*** Provided records
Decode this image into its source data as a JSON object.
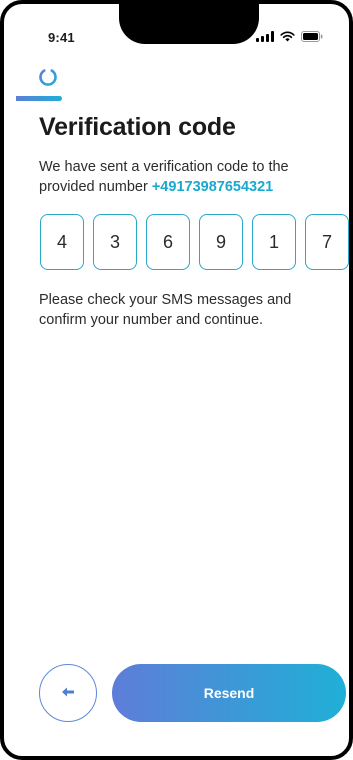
{
  "status_bar": {
    "time": "9:41",
    "icons": [
      "signal-icon",
      "wifi-icon",
      "battery-icon"
    ]
  },
  "header": {
    "logo_icon": "loading-ring-icon",
    "progress": 0.36
  },
  "main": {
    "title": "Verification code",
    "description_prefix": "We have sent a verification code to the provided number ",
    "phone_number": "+49173987654321",
    "code_digits": [
      "4",
      "3",
      "6",
      "9",
      "1",
      "7"
    ],
    "hint": "Please check your SMS messages and confirm your number and continue."
  },
  "footer": {
    "back_icon": "arrow-left-icon",
    "resend_label": "Resend"
  },
  "colors": {
    "accent": "#1aa8cf",
    "gradient_start": "#5e7dd8",
    "gradient_end": "#1fb0d6",
    "text": "#1b1b1d"
  }
}
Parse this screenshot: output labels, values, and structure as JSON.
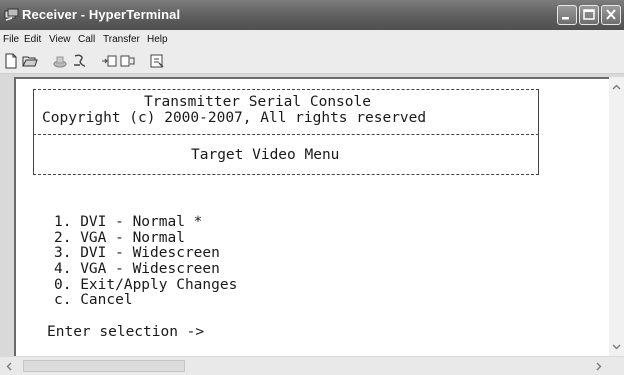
{
  "window": {
    "title": "Receiver - HyperTerminal"
  },
  "menu": [
    "File",
    "Edit",
    "View",
    "Call",
    "Transfer",
    "Help"
  ],
  "toolbar": {
    "icons": [
      "new-connection-icon",
      "open-icon",
      "dial-icon",
      "disconnect-icon",
      "send-icon",
      "receive-icon",
      "properties-icon"
    ]
  },
  "terminal": {
    "header_line1": "Transmitter Serial Console",
    "header_line2": "Copyright (c) 2000-2007, All rights reserved",
    "menu_title": "Target Video Menu",
    "options": [
      "1. DVI - Normal *",
      "2. VGA - Normal",
      "3. DVI - Widescreen",
      "4. VGA - Widescreen",
      "0. Exit/Apply Changes",
      "c. Cancel"
    ],
    "prompt": "Enter selection ->"
  }
}
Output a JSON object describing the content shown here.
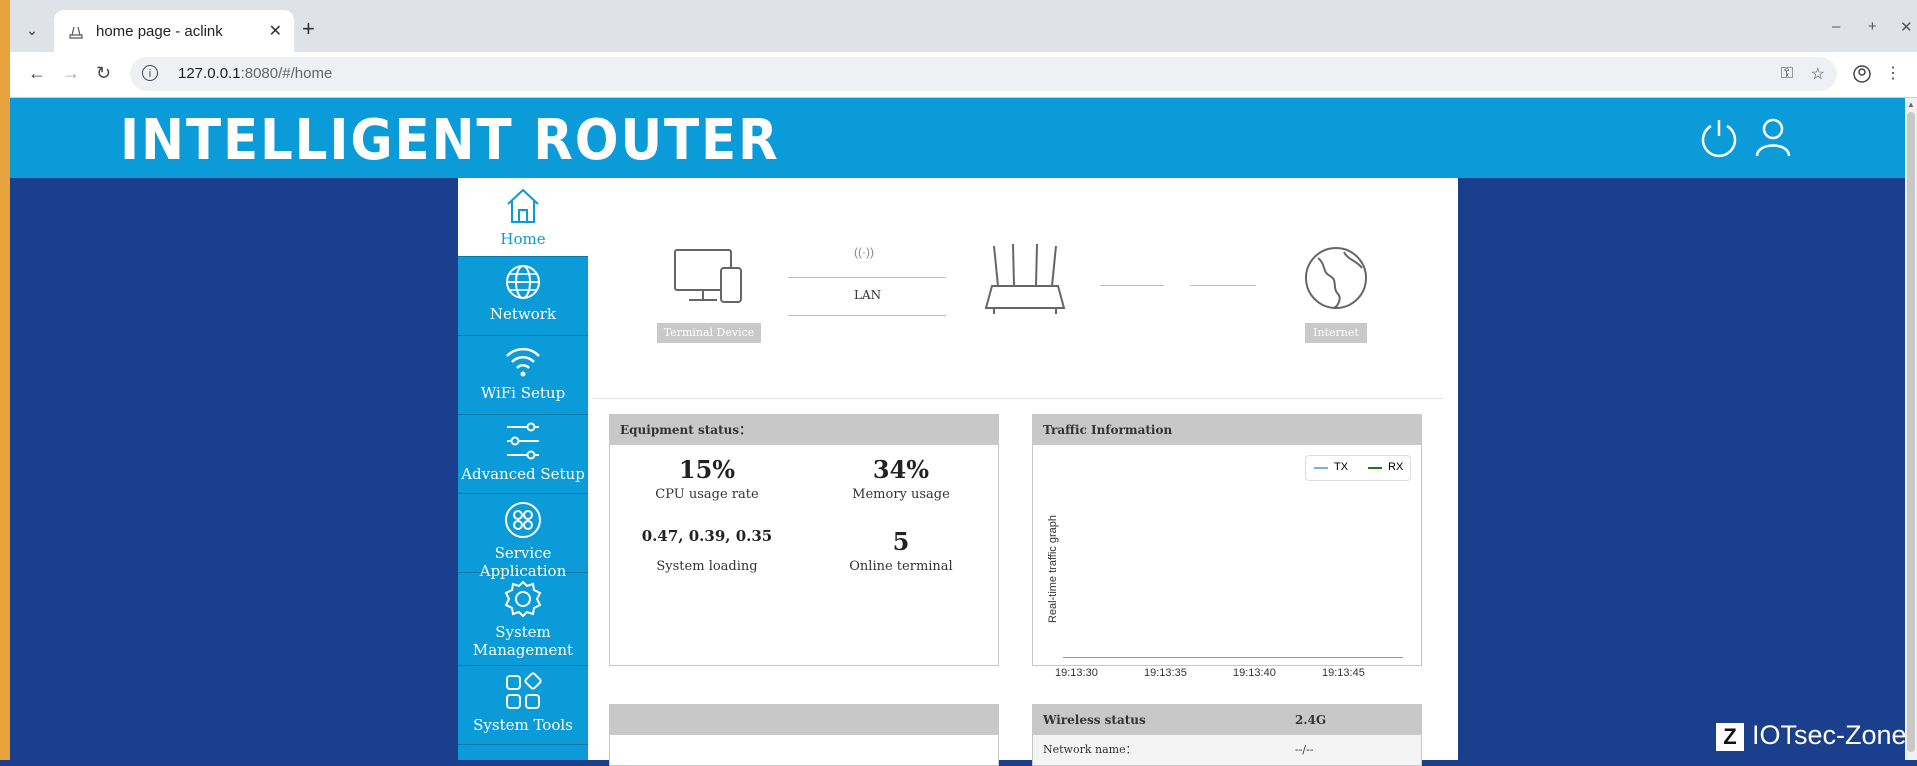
{
  "browser": {
    "tab_title": "home page - aclink",
    "url_host": "127.0.0.1",
    "url_rest": ":8080/#/home",
    "new_tab": "+",
    "close": "✕"
  },
  "router": {
    "logo": "INTELLIGENT ROUTER"
  },
  "sidebar": {
    "items": [
      {
        "label": "Home",
        "icon": "home-icon",
        "active": true
      },
      {
        "label": "Network",
        "icon": "globe-icon"
      },
      {
        "label": "WiFi Setup",
        "icon": "wifi-icon"
      },
      {
        "label": "Advanced Setup",
        "icon": "sliders-icon"
      },
      {
        "label": "Service Application",
        "icon": "service-icon"
      },
      {
        "label": "System Management",
        "icon": "gear-icon"
      },
      {
        "label": "System Tools",
        "icon": "tools-icon"
      }
    ]
  },
  "topology": {
    "terminal_label": "Terminal Device",
    "lan_label": "LAN",
    "internet_label": "Internet"
  },
  "equipment": {
    "title": "Equipment status：",
    "cpu_value": "15%",
    "cpu_label": "CPU usage rate",
    "mem_value": "34%",
    "mem_label": "Memory usage",
    "load_value": "0.47, 0.39, 0.35",
    "load_label": "System loading",
    "online_value": "5",
    "online_label": "Online terminal"
  },
  "traffic": {
    "title": "Traffic Information",
    "legend_tx": "TX",
    "legend_rx": "RX",
    "tx_color": "#7ab0e8",
    "rx_color": "#1f7a1f",
    "y_label": "Real-time traffic graph",
    "x_ticks": [
      "19:13:30",
      "19:13:35",
      "19:13:40",
      "19:13:45"
    ]
  },
  "wireless": {
    "title": "Wireless status",
    "band": "2.4G",
    "network_name_label": "Network name：",
    "network_name_value": "--/--"
  },
  "watermark": {
    "logo": "Z",
    "text": "IOTsec-Zone"
  }
}
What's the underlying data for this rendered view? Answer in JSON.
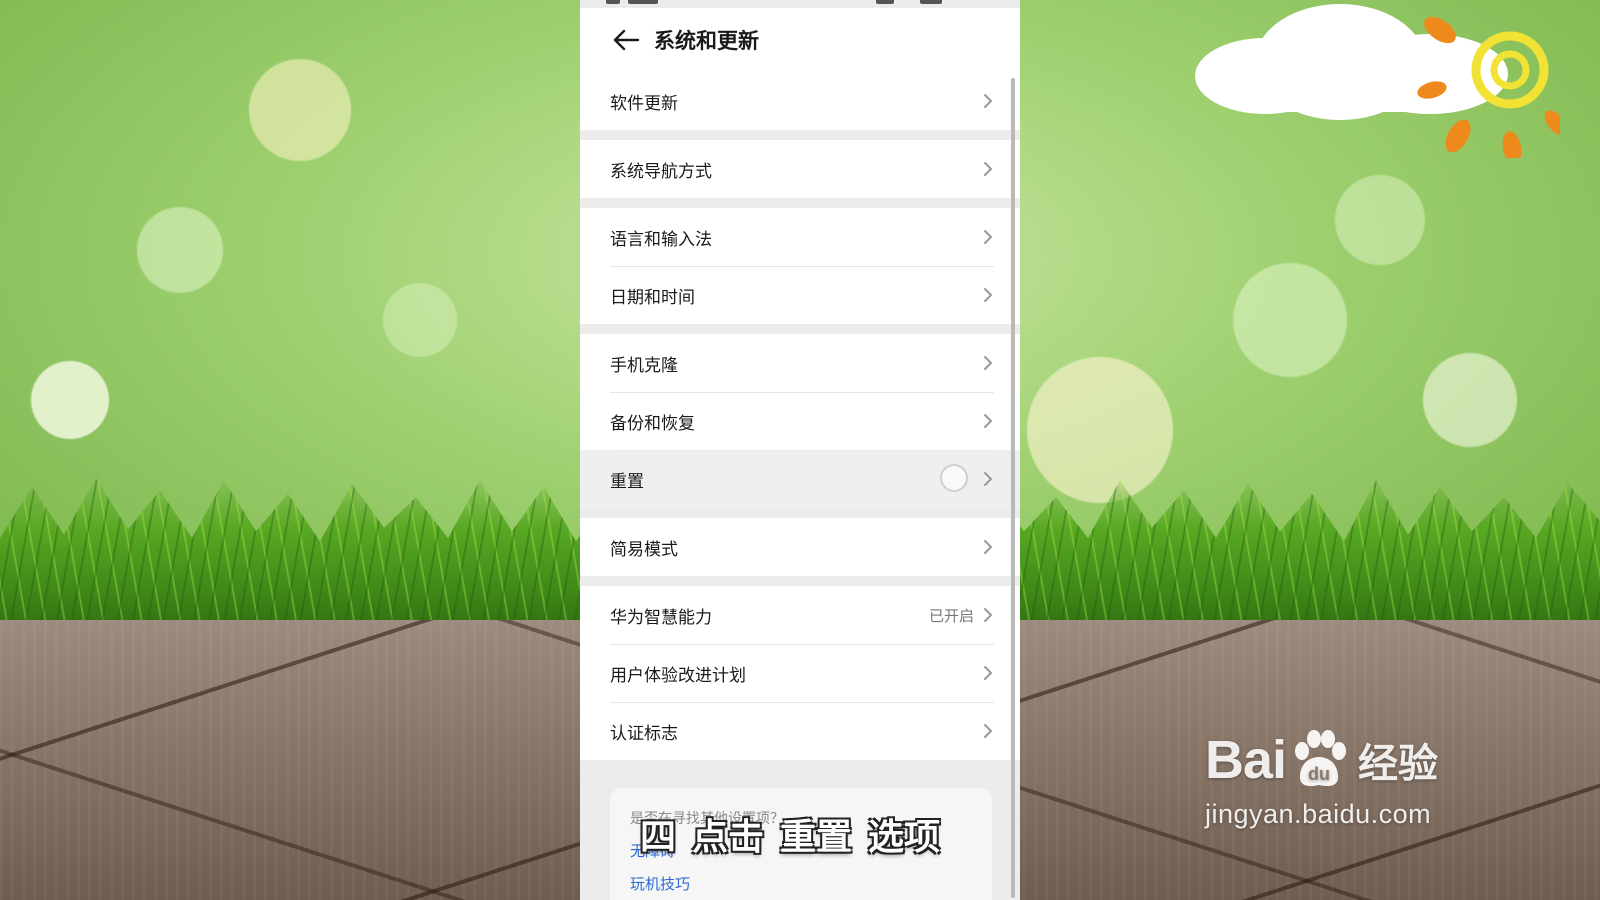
{
  "screen": {
    "title": "系统和更新"
  },
  "groups": [
    {
      "items": [
        {
          "label": "软件更新",
          "value": ""
        }
      ]
    },
    {
      "items": [
        {
          "label": "系统导航方式",
          "value": ""
        }
      ]
    },
    {
      "items": [
        {
          "label": "语言和输入法",
          "value": ""
        },
        {
          "label": "日期和时间",
          "value": ""
        }
      ]
    },
    {
      "items": [
        {
          "label": "手机克隆",
          "value": ""
        },
        {
          "label": "备份和恢复",
          "value": ""
        },
        {
          "label": "重置",
          "value": ""
        }
      ]
    },
    {
      "items": [
        {
          "label": "简易模式",
          "value": ""
        }
      ]
    },
    {
      "items": [
        {
          "label": "华为智慧能力",
          "value": "已开启"
        },
        {
          "label": "用户体验改进计划",
          "value": ""
        },
        {
          "label": "认证标志",
          "value": ""
        }
      ]
    }
  ],
  "suggestions": {
    "question": "是否在寻找其他设置项？",
    "links": [
      "无障碍",
      "玩机技巧"
    ]
  },
  "caption": {
    "parts": [
      "四",
      "点击",
      "重置",
      "选项"
    ]
  },
  "watermark": {
    "logo_text": "Bai",
    "logo_suffix": "经验",
    "url": "jingyan.baidu.com"
  },
  "colors": {
    "link": "#2a6bd3",
    "background_green": "#9fd070",
    "wood": "#8a786a"
  }
}
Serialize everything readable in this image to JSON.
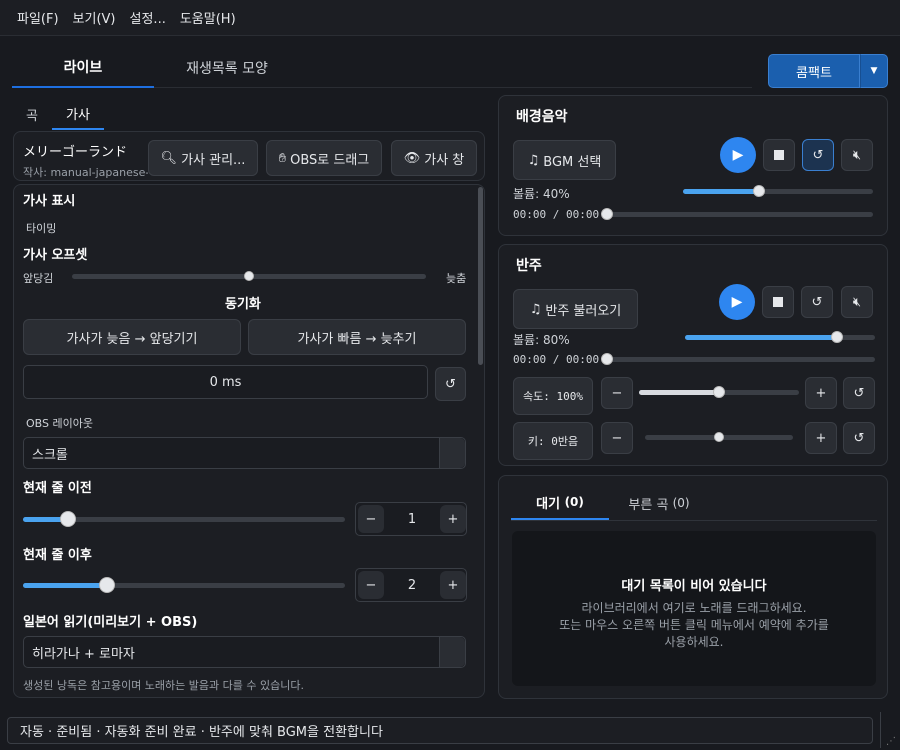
{
  "menu": {
    "file": "파일(F)",
    "view": "보기(V)",
    "settings": "설정...",
    "help": "도움말(H)"
  },
  "top_tabs": {
    "live": "라이브",
    "playlist": "재생목록 모양"
  },
  "compact_button": "콤팩트",
  "sub_tabs": {
    "song": "곡",
    "lyrics": "가사"
  },
  "song": {
    "title": "メリーゴーランド",
    "author": "작사: manual-japanese-"
  },
  "lyric_buttons": {
    "manage": "가사 관리...",
    "obs_drag": "OBS로 드래그",
    "window": "가사 창"
  },
  "lyrics_panel": {
    "title": "가사 표시",
    "timing": "타이밍",
    "offset_heading": "가사 오프셋",
    "earlier": "앞당김",
    "later": "늦춤",
    "offset_level": 0.5,
    "sync_heading": "동기화",
    "late_button": "가사가 늦음 → 앞당기기",
    "fast_button": "가사가 빠름 → 늦추기",
    "offset_value": "0 ms",
    "obs_layout": "OBS 레이아웃",
    "layout_value": "스크롤",
    "before_heading": "현재 줄 이전",
    "before_value": "1",
    "before_level": 0.14,
    "after_heading": "현재 줄 이후",
    "after_value": "2",
    "after_level": 0.26,
    "reading_heading": "일본어 읽기(미리보기 + OBS)",
    "reading_value": "히라가나 + 로마자",
    "note": "생성된 낭독은 참고용이며 노래하는 발음과 다를 수 있습니다."
  },
  "bgm": {
    "title": "배경음악",
    "select": "BGM 선택",
    "volume": "볼륨: 40%",
    "volume_level": 0.4,
    "time": "00:00 / 00:00"
  },
  "accomp": {
    "title": "반주",
    "load": "반주 불러오기",
    "volume": "볼륨: 80%",
    "volume_level": 0.8,
    "time": "00:00 / 00:00",
    "speed": "속도: 100%",
    "speed_level": 0.5,
    "key": "키: 0반음",
    "key_level": 0.5
  },
  "queue": {
    "tab_queue": "대기",
    "queue_count": "(0)",
    "tab_sung": "부른 곡",
    "sung_count": "(0)",
    "empty_title": "대기 목록이 비어 있습니다",
    "empty_line1": "라이브러리에서 여기로 노래를 드래그하세요.",
    "empty_line2": "또는 마우스 오른쪽 버튼 클릭 메뉴에서 예약에 추가를",
    "empty_line3": "사용하세요."
  },
  "status": "자동 · 준비됨 · 자동화 준비 완료 · 반주에 맞춰 BGM을 전환합니다",
  "colors": {
    "accent": "#2e86f0",
    "slider": "#4aa3ef",
    "background": "#181a1f"
  }
}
******
Task details:
Write the listing above out again exactly, dropping each image.

Final result:
Decode this image into its source data as a JSON object.
{
  "status_bar": {
    "time": "9:41",
    "icons": [
      "signal-icon",
      "wifi-icon",
      "battery-icon"
    ]
  },
  "header": {
    "logo_icon": "loading-ring-icon",
    "progress": 0.36
  },
  "main": {
    "title": "Verification code",
    "description_prefix": "We have sent a verification code to the provided number ",
    "phone_number": "+49173987654321",
    "code_digits": [
      "4",
      "3",
      "6",
      "9",
      "1",
      "7"
    ],
    "hint": "Please check your SMS messages and confirm your number and continue."
  },
  "footer": {
    "back_icon": "arrow-left-icon",
    "resend_label": "Resend"
  },
  "colors": {
    "accent": "#1aa8cf",
    "gradient_start": "#5e7dd8",
    "gradient_end": "#1fb0d6",
    "text": "#1b1b1d"
  }
}
Parse this screenshot: output labels, values, and structure as JSON.
{
  "window": {
    "title": "Receiver - HyperTerminal"
  },
  "menu": [
    "File",
    "Edit",
    "View",
    "Call",
    "Transfer",
    "Help"
  ],
  "toolbar": {
    "icons": [
      "new-connection-icon",
      "open-icon",
      "dial-icon",
      "disconnect-icon",
      "send-icon",
      "receive-icon",
      "properties-icon"
    ]
  },
  "terminal": {
    "header_line1": "Transmitter Serial Console",
    "header_line2": "Copyright (c) 2000-2007, All rights reserved",
    "menu_title": "Target Video Menu",
    "options": [
      "1. DVI - Normal *",
      "2. VGA - Normal",
      "3. DVI - Widescreen",
      "4. VGA - Widescreen",
      "0. Exit/Apply Changes",
      "c. Cancel"
    ],
    "prompt": "Enter selection ->"
  }
}
Output a JSON object describing the content shown here.
{
  "browser": {
    "tab_title": "home page - aclink",
    "url_host": "127.0.0.1",
    "url_rest": ":8080/#/home",
    "new_tab": "+",
    "close": "✕"
  },
  "router": {
    "logo": "INTELLIGENT ROUTER"
  },
  "sidebar": {
    "items": [
      {
        "label": "Home",
        "icon": "home-icon",
        "active": true
      },
      {
        "label": "Network",
        "icon": "globe-icon"
      },
      {
        "label": "WiFi Setup",
        "icon": "wifi-icon"
      },
      {
        "label": "Advanced Setup",
        "icon": "sliders-icon"
      },
      {
        "label": "Service Application",
        "icon": "service-icon"
      },
      {
        "label": "System Management",
        "icon": "gear-icon"
      },
      {
        "label": "System Tools",
        "icon": "tools-icon"
      }
    ]
  },
  "topology": {
    "terminal_label": "Terminal Device",
    "lan_label": "LAN",
    "internet_label": "Internet"
  },
  "equipment": {
    "title": "Equipment status：",
    "cpu_value": "15%",
    "cpu_label": "CPU usage rate",
    "mem_value": "34%",
    "mem_label": "Memory usage",
    "load_value": "0.47, 0.39, 0.35",
    "load_label": "System loading",
    "online_value": "5",
    "online_label": "Online terminal"
  },
  "traffic": {
    "title": "Traffic Information",
    "legend_tx": "TX",
    "legend_rx": "RX",
    "tx_color": "#7ab0e8",
    "rx_color": "#1f7a1f",
    "y_label": "Real-time traffic graph",
    "x_ticks": [
      "19:13:30",
      "19:13:35",
      "19:13:40",
      "19:13:45"
    ]
  },
  "wireless": {
    "title": "Wireless status",
    "band": "2.4G",
    "network_name_label": "Network name：",
    "network_name_value": "--/--"
  },
  "watermark": {
    "logo": "Z",
    "text": "IOTsec-Zone"
  }
}
What's the underlying data for this rendered view? Answer in JSON.
{
  "screen": {
    "title": "系统和更新"
  },
  "groups": [
    {
      "items": [
        {
          "label": "软件更新",
          "value": ""
        }
      ]
    },
    {
      "items": [
        {
          "label": "系统导航方式",
          "value": ""
        }
      ]
    },
    {
      "items": [
        {
          "label": "语言和输入法",
          "value": ""
        },
        {
          "label": "日期和时间",
          "value": ""
        }
      ]
    },
    {
      "items": [
        {
          "label": "手机克隆",
          "value": ""
        },
        {
          "label": "备份和恢复",
          "value": ""
        },
        {
          "label": "重置",
          "value": ""
        }
      ]
    },
    {
      "items": [
        {
          "label": "简易模式",
          "value": ""
        }
      ]
    },
    {
      "items": [
        {
          "label": "华为智慧能力",
          "value": "已开启"
        },
        {
          "label": "用户体验改进计划",
          "value": ""
        },
        {
          "label": "认证标志",
          "value": ""
        }
      ]
    }
  ],
  "suggestions": {
    "question": "是否在寻找其他设置项？",
    "links": [
      "无障碍",
      "玩机技巧"
    ]
  },
  "caption": {
    "parts": [
      "四",
      "点击",
      "重置",
      "选项"
    ]
  },
  "watermark": {
    "logo_text": "Bai",
    "logo_suffix": "经验",
    "url": "jingyan.baidu.com"
  },
  "colors": {
    "link": "#2a6bd3",
    "background_green": "#9fd070",
    "wood": "#8a786a"
  }
}
Serialize everything readable in this image to JSON.
{
  "menu": {
    "file": "파일(F)",
    "view": "보기(V)",
    "settings": "설정...",
    "help": "도움말(H)"
  },
  "top_tabs": {
    "live": "라이브",
    "playlist": "재생목록 모양"
  },
  "compact_button": "콤팩트",
  "sub_tabs": {
    "song": "곡",
    "lyrics": "가사"
  },
  "song": {
    "title": "メリーゴーランド",
    "author": "작사: manual-japanese-"
  },
  "lyric_buttons": {
    "manage": "가사 관리...",
    "obs_drag": "OBS로 드래그",
    "window": "가사 창"
  },
  "lyrics_panel": {
    "title": "가사 표시",
    "timing": "타이밍",
    "offset_heading": "가사 오프셋",
    "earlier": "앞당김",
    "later": "늦춤",
    "offset_level": 0.5,
    "sync_heading": "동기화",
    "late_button": "가사가 늦음 → 앞당기기",
    "fast_button": "가사가 빠름 → 늦추기",
    "offset_value": "0 ms",
    "obs_layout": "OBS 레이아웃",
    "layout_value": "스크롤",
    "before_heading": "현재 줄 이전",
    "before_value": "1",
    "before_level": 0.14,
    "after_heading": "현재 줄 이후",
    "after_value": "2",
    "after_level": 0.26,
    "reading_heading": "일본어 읽기(미리보기 + OBS)",
    "reading_value": "히라가나 + 로마자",
    "note": "생성된 낭독은 참고용이며 노래하는 발음과 다를 수 있습니다."
  },
  "bgm": {
    "title": "배경음악",
    "select": "BGM 선택",
    "volume": "볼륨: 40%",
    "volume_level": 0.4,
    "time": "00:00 / 00:00"
  },
  "accomp": {
    "title": "반주",
    "load": "반주 불러오기",
    "volume": "볼륨: 80%",
    "volume_level": 0.8,
    "time": "00:00 / 00:00",
    "speed": "속도: 100%",
    "speed_level": 0.5,
    "key": "키: 0반음",
    "key_level": 0.5
  },
  "queue": {
    "tab_queue": "대기",
    "queue_count": "(0)",
    "tab_sung": "부른 곡",
    "sung_count": "(0)",
    "empty_title": "대기 목록이 비어 있습니다",
    "empty_line1": "라이브러리에서 여기로 노래를 드래그하세요.",
    "empty_line2": "또는 마우스 오른쪽 버튼 클릭 메뉴에서 예약에 추가를",
    "empty_line3": "사용하세요."
  },
  "status": "자동 · 준비됨 · 자동화 준비 완료 · 반주에 맞춰 BGM을 전환합니다",
  "colors": {
    "accent": "#2e86f0",
    "slider": "#4aa3ef",
    "background": "#181a1f"
  }
}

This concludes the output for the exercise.